WORK TO BE COMPLETED = Repeat each record below exactly, dropping the pictures.

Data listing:

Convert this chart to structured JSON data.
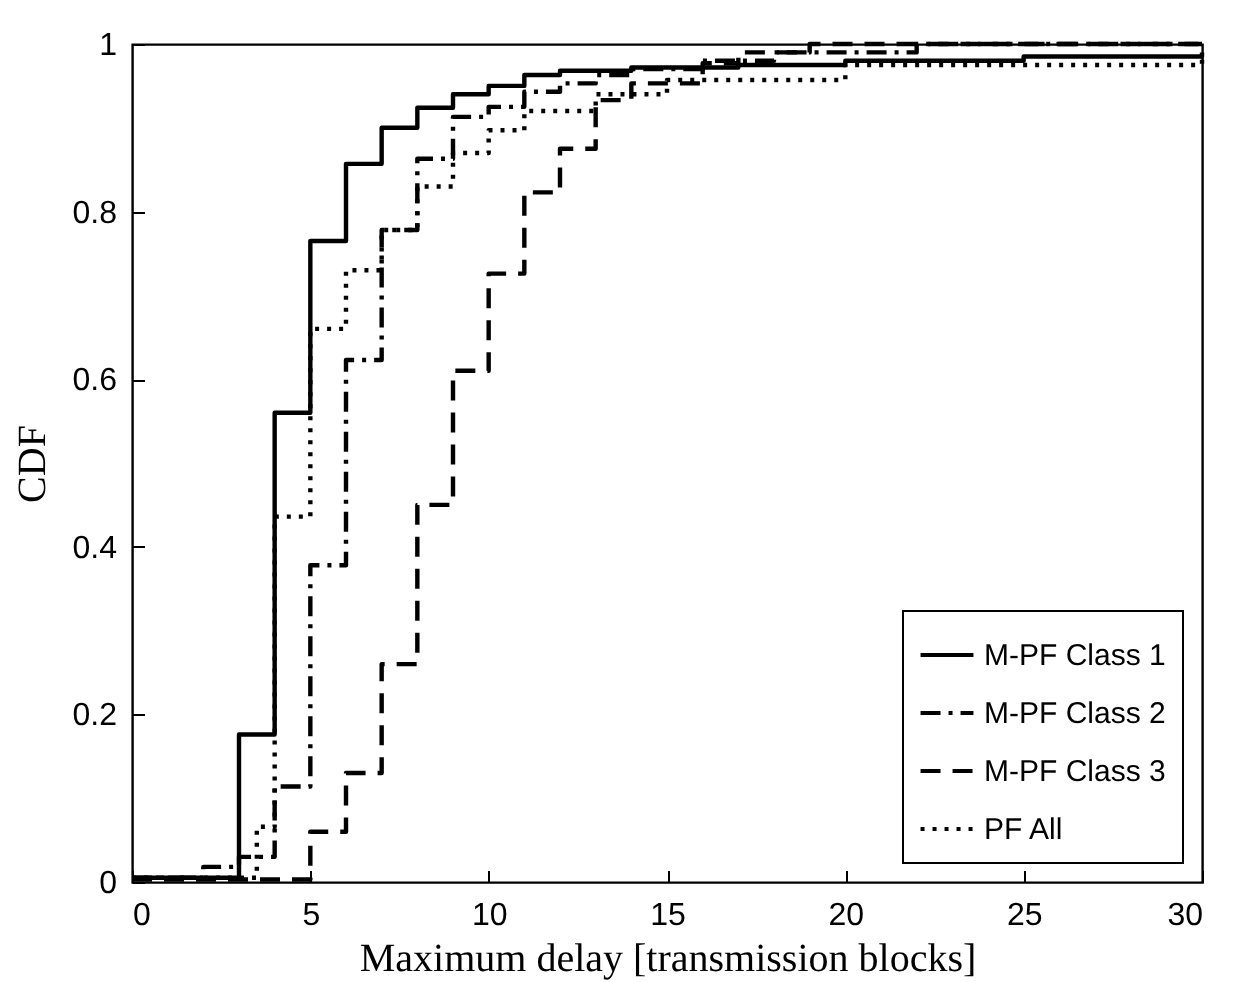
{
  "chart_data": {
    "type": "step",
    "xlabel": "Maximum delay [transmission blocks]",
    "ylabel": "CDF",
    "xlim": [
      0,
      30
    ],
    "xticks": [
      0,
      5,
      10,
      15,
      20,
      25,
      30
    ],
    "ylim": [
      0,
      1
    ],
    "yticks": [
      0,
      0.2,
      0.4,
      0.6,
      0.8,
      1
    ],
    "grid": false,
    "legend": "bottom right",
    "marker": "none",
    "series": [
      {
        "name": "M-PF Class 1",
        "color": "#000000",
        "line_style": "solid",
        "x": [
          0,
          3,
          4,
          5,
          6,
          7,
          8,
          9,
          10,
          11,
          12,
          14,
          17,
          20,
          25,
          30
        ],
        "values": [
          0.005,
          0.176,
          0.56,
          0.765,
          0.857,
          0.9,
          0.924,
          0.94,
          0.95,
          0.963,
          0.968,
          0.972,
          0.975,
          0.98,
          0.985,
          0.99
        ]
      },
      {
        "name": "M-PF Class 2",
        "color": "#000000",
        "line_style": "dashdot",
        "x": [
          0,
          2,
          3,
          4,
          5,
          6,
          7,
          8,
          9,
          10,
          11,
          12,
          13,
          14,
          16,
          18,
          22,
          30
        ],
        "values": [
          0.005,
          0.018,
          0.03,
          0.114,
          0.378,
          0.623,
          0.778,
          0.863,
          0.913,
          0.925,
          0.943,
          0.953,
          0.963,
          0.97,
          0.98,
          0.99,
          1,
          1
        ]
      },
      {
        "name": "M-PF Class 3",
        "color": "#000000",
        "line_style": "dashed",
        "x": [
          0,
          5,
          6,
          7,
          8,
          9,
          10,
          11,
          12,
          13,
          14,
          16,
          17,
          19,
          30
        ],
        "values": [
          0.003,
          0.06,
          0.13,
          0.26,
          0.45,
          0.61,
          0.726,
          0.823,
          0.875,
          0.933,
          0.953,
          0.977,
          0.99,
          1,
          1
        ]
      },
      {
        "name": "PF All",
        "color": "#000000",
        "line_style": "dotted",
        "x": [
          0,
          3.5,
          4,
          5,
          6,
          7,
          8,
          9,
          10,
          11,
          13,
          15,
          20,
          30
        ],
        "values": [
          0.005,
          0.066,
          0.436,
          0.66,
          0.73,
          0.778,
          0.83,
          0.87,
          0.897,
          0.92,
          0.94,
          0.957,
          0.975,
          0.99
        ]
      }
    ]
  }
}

EXERCISE RESULT =
Convert this chart to structured JSON data.
{
  "chart_data": {
    "type": "step",
    "xlabel": "Maximum delay [transmission blocks]",
    "ylabel": "CDF",
    "xlim": [
      0,
      30
    ],
    "xticks": [
      0,
      5,
      10,
      15,
      20,
      25,
      30
    ],
    "ylim": [
      0,
      1
    ],
    "yticks": [
      0,
      0.2,
      0.4,
      0.6,
      0.8,
      1
    ],
    "grid": false,
    "legend": "bottom right",
    "marker": "none",
    "series": [
      {
        "name": "M-PF Class 1",
        "color": "#000000",
        "line_style": "solid",
        "x": [
          0,
          3,
          4,
          5,
          6,
          7,
          8,
          9,
          10,
          11,
          12,
          14,
          17,
          20,
          25,
          30
        ],
        "values": [
          0.005,
          0.176,
          0.56,
          0.765,
          0.857,
          0.9,
          0.924,
          0.94,
          0.95,
          0.963,
          0.968,
          0.972,
          0.975,
          0.98,
          0.985,
          0.99
        ]
      },
      {
        "name": "M-PF Class 2",
        "color": "#000000",
        "line_style": "dashdot",
        "x": [
          0,
          2,
          3,
          4,
          5,
          6,
          7,
          8,
          9,
          10,
          11,
          12,
          13,
          14,
          16,
          18,
          22,
          30
        ],
        "values": [
          0.005,
          0.018,
          0.03,
          0.114,
          0.378,
          0.623,
          0.778,
          0.863,
          0.913,
          0.925,
          0.943,
          0.953,
          0.963,
          0.97,
          0.98,
          0.99,
          1,
          1
        ]
      },
      {
        "name": "M-PF Class 3",
        "color": "#000000",
        "line_style": "dashed",
        "x": [
          0,
          5,
          6,
          7,
          8,
          9,
          10,
          11,
          12,
          13,
          14,
          16,
          17,
          19,
          30
        ],
        "values": [
          0.003,
          0.06,
          0.13,
          0.26,
          0.45,
          0.61,
          0.726,
          0.823,
          0.875,
          0.933,
          0.953,
          0.977,
          0.99,
          1,
          1
        ]
      },
      {
        "name": "PF All",
        "color": "#000000",
        "line_style": "dotted",
        "x": [
          0,
          3.5,
          4,
          5,
          6,
          7,
          8,
          9,
          10,
          11,
          13,
          15,
          20,
          30
        ],
        "values": [
          0.005,
          0.066,
          0.436,
          0.66,
          0.73,
          0.778,
          0.83,
          0.87,
          0.897,
          0.92,
          0.94,
          0.957,
          0.975,
          0.99
        ]
      }
    ]
  }
}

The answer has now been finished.